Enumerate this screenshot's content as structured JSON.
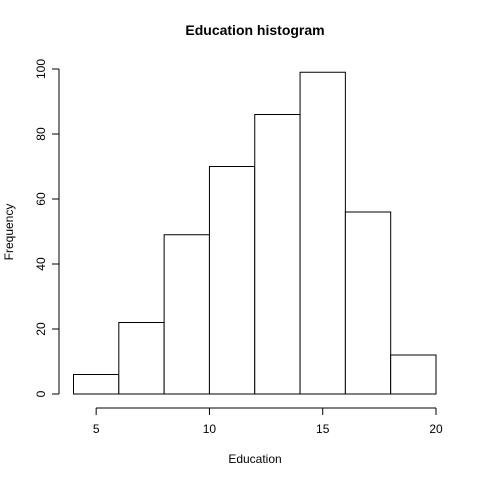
{
  "chart_data": {
    "type": "bar",
    "title": "Education histogram",
    "xlabel": "Education",
    "ylabel": "Frequency",
    "bins": [
      {
        "start": 4,
        "end": 6,
        "count": 6
      },
      {
        "start": 6,
        "end": 8,
        "count": 22
      },
      {
        "start": 8,
        "end": 10,
        "count": 49
      },
      {
        "start": 10,
        "end": 12,
        "count": 70
      },
      {
        "start": 12,
        "end": 14,
        "count": 86
      },
      {
        "start": 14,
        "end": 16,
        "count": 99
      },
      {
        "start": 16,
        "end": 18,
        "count": 56
      },
      {
        "start": 18,
        "end": 20,
        "count": 12
      }
    ],
    "xlim": [
      4,
      20
    ],
    "ylim": [
      0,
      100
    ],
    "xticks": [
      5,
      10,
      15,
      20
    ],
    "yticks": [
      0,
      20,
      40,
      60,
      80,
      100
    ],
    "grid": false,
    "colors": {
      "bar_fill": "#ffffff",
      "bar_stroke": "#000000",
      "background": "#ffffff"
    }
  }
}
§ §
▸ **What to produce**: What is the number of lines that hold the string "Education"? Reply with that number alone.

▸ **Expected output**: 2